From the text about Joe Biden's Social Security speech, extract the text between "Former president Joe" and "Biden’s radioactive brand.", inclusive, copying it word for word.

**Supplied passage**
===
Former president Joe Biden assailed President Donald Trump and Republicans for their attacks on Social Security in his first address since leaving the White House on Tuesday.
The former president spoke to the Advocates, Counselors, and Representatives for the Disabled’s national conference, his first since he left the White House in January after President Donald Trump took office.
“Social Security is more than just a government program,” he said. “It’s a sacred promise.”

In recent months, Biden has mostly stayed away from the public eye. He left office incredibly unpopular having already had to exit the 2024 presidential election early. But many continue to attribute the loss of his former vice president Kamala Harris to Trump on Biden’s radioactive brand.
Nevertheless, Biden’s first post-presidential address since leaving Pennsylvania Avenue focused on a topic close to his heart: preserving Social Security from Republican attacks.
“They want to wreck it, so they can rob it,” he said. Biden also criticized Republicans for trying to cut not just Social Security, but Medicaid. Last week, the Republican-controlled House of Representatives passed a budget framework to begin the process to enact massive spending cuts while also extending Trump’s 2017 tax cuts.
===
**Supplied data**
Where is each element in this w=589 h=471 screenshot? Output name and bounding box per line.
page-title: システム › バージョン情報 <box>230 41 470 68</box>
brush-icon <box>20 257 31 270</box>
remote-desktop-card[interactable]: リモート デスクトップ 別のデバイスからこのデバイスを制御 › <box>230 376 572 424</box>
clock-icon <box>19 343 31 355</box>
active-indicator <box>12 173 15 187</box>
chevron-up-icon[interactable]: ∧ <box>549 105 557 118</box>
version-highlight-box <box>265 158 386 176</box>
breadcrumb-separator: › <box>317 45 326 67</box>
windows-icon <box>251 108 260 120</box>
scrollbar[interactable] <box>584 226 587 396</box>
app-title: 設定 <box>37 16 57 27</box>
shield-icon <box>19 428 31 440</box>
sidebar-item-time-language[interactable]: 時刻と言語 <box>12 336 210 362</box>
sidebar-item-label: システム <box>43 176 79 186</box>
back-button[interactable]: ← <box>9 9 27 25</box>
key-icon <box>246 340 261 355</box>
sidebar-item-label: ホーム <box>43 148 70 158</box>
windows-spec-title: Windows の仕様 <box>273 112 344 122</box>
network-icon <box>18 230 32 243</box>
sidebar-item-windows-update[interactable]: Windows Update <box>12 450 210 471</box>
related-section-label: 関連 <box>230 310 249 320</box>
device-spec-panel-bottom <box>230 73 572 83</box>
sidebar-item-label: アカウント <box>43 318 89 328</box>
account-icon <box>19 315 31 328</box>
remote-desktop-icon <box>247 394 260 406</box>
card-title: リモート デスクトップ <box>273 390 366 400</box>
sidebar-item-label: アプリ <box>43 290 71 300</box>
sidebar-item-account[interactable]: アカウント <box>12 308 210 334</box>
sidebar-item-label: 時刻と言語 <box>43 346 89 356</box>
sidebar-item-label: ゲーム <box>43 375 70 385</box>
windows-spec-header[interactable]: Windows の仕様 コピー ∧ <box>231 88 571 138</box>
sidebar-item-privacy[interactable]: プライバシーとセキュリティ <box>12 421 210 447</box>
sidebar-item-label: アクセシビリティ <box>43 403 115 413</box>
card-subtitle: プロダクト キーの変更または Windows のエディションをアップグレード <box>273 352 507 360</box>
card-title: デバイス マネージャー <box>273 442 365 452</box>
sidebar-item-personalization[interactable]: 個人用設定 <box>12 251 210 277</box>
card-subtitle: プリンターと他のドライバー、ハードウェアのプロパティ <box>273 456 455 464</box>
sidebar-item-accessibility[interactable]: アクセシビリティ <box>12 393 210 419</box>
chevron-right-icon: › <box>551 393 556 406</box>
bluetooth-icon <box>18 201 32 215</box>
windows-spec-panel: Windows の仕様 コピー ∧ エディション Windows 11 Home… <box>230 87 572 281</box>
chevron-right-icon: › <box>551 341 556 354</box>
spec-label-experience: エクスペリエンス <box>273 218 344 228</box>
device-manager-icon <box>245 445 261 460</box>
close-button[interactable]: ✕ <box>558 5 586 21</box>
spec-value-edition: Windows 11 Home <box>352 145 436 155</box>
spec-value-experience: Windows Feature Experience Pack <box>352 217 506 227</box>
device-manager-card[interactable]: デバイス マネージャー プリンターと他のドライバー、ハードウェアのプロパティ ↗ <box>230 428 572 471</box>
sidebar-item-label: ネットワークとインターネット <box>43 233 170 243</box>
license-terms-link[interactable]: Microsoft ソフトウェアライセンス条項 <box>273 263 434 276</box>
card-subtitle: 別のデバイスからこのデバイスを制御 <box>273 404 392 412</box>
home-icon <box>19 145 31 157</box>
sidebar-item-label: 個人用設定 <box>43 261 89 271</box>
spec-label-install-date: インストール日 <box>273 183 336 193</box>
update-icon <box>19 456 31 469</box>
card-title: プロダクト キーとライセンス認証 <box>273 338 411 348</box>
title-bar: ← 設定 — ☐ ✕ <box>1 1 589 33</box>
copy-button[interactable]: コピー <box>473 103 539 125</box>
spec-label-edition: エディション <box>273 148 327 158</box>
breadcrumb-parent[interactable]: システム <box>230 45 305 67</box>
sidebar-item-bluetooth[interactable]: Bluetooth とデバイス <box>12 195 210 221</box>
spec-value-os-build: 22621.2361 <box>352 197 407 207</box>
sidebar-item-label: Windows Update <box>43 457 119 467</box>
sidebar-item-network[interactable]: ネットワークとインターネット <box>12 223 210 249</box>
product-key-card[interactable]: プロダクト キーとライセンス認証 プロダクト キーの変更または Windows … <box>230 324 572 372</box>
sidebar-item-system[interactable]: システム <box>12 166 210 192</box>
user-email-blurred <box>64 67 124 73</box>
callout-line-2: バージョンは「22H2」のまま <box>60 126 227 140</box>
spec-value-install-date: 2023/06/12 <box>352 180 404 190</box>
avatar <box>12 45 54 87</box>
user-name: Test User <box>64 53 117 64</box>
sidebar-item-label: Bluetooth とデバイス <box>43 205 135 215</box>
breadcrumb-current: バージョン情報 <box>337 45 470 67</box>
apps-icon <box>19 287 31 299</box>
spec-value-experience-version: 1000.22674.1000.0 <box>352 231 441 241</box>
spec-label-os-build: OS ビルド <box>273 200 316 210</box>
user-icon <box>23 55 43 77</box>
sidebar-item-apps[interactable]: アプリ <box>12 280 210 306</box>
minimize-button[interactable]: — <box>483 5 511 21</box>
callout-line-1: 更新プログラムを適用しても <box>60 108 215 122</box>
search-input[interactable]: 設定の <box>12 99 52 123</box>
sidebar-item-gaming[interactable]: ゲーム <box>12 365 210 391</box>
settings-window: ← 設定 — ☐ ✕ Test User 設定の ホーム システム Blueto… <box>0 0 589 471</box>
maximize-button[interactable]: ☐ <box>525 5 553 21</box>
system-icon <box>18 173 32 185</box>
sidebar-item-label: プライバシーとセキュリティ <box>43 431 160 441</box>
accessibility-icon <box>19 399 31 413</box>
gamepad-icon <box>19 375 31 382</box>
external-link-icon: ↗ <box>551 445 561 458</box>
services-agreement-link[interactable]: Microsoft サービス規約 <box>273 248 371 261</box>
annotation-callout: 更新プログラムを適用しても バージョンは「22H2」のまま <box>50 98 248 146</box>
===
**Output of the exercise**
Former president Joe Biden assailed President Donald Trump and Republicans for their attacks on Social Security in his first address since leaving the White House on Tuesday.
The former president spoke to the Advocates, Counselors, and Representatives for the Disabled’s national conference, his first since he left the White House in January after President Donald Trump took office.
“Social Security is more than just a government program,” he said. “It’s a sacred promise.”

In recent months, Biden has mostly stayed away from the public eye. He left office incredibly unpopular having already had to exit the 2024 presidential election early. But many continue to attribute the loss of his former vice president Kamala Harris to Trump on Biden’s radioactive brand.